Write out each entry, exactly the way it appears.

Stored items
──────────────────────────────

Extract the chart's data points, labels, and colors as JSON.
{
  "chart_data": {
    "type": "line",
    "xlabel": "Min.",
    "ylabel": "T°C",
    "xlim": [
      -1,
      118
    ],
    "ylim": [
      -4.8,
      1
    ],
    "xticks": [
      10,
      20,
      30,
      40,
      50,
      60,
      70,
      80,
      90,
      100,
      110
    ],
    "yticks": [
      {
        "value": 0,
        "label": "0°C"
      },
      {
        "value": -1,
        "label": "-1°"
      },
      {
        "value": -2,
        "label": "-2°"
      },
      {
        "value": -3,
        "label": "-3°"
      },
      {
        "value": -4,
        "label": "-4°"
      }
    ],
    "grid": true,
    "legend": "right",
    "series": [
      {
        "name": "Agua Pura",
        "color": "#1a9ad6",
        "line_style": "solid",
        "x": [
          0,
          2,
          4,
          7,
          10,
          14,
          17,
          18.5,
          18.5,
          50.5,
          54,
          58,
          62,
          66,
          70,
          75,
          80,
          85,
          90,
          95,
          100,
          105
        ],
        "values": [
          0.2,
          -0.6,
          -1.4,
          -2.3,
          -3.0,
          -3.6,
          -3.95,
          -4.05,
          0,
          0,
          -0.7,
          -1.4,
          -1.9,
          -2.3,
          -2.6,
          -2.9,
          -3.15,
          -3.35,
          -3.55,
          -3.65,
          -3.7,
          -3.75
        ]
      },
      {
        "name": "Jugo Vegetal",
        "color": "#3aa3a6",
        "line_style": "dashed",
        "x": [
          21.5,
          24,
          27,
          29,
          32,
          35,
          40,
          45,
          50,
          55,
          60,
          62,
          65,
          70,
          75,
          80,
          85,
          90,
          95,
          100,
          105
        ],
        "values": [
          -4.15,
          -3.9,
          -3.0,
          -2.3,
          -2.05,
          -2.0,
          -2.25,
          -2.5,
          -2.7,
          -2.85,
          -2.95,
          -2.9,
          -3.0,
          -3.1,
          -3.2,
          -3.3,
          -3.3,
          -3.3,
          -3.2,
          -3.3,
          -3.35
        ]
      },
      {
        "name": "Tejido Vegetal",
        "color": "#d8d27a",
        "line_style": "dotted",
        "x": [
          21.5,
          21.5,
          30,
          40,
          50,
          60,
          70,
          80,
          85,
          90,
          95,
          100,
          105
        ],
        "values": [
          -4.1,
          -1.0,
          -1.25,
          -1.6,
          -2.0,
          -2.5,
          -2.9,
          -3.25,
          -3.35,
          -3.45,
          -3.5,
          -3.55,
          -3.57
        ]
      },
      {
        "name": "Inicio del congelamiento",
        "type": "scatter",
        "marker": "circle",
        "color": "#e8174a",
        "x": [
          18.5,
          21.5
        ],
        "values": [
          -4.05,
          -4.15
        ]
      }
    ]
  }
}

──────────────────────────────

**Answer for this exercise**
Extract the chart's data points, labels, and colors as JSON.
{
  "chart_data": {
    "type": "line",
    "xlabel": "Min.",
    "ylabel": "T°C",
    "xlim": [
      -1,
      118
    ],
    "ylim": [
      -4.8,
      1
    ],
    "xticks": [
      10,
      20,
      30,
      40,
      50,
      60,
      70,
      80,
      90,
      100,
      110
    ],
    "yticks": [
      {
        "value": 0,
        "label": "0°C"
      },
      {
        "value": -1,
        "label": "-1°"
      },
      {
        "value": -2,
        "label": "-2°"
      },
      {
        "value": -3,
        "label": "-3°"
      },
      {
        "value": -4,
        "label": "-4°"
      }
    ],
    "grid": true,
    "legend": "right",
    "series": [
      {
        "name": "Agua Pura",
        "color": "#1a9ad6",
        "line_style": "solid",
        "x": [
          0,
          2,
          4,
          7,
          10,
          14,
          17,
          18.5,
          18.5,
          50.5,
          54,
          58,
          62,
          66,
          70,
          75,
          80,
          85,
          90,
          95,
          100,
          105
        ],
        "values": [
          0.2,
          -0.6,
          -1.4,
          -2.3,
          -3.0,
          -3.6,
          -3.95,
          -4.05,
          0,
          0,
          -0.7,
          -1.4,
          -1.9,
          -2.3,
          -2.6,
          -2.9,
          -3.15,
          -3.35,
          -3.55,
          -3.65,
          -3.7,
          -3.75
        ]
      },
      {
        "name": "Jugo Vegetal",
        "color": "#3aa3a6",
        "line_style": "dashed",
        "x": [
          21.5,
          24,
          27,
          29,
          32,
          35,
          40,
          45,
          50,
          55,
          60,
          62,
          65,
          70,
          75,
          80,
          85,
          90,
          95,
          100,
          105
        ],
        "values": [
          -4.15,
          -3.9,
          -3.0,
          -2.3,
          -2.05,
          -2.0,
          -2.25,
          -2.5,
          -2.7,
          -2.85,
          -2.95,
          -2.9,
          -3.0,
          -3.1,
          -3.2,
          -3.3,
          -3.3,
          -3.3,
          -3.2,
          -3.3,
          -3.35
        ]
      },
      {
        "name": "Tejido Vegetal",
        "color": "#d8d27a",
        "line_style": "dotted",
        "x": [
          21.5,
          21.5,
          30,
          40,
          50,
          60,
          70,
          80,
          85,
          90,
          95,
          100,
          105
        ],
        "values": [
          -4.1,
          -1.0,
          -1.25,
          -1.6,
          -2.0,
          -2.5,
          -2.9,
          -3.25,
          -3.35,
          -3.45,
          -3.5,
          -3.55,
          -3.57
        ]
      },
      {
        "name": "Inicio del congelamiento",
        "type": "scatter",
        "marker": "circle",
        "color": "#e8174a",
        "x": [
          18.5,
          21.5
        ],
        "values": [
          -4.05,
          -4.15
        ]
      }
    ]
  }
}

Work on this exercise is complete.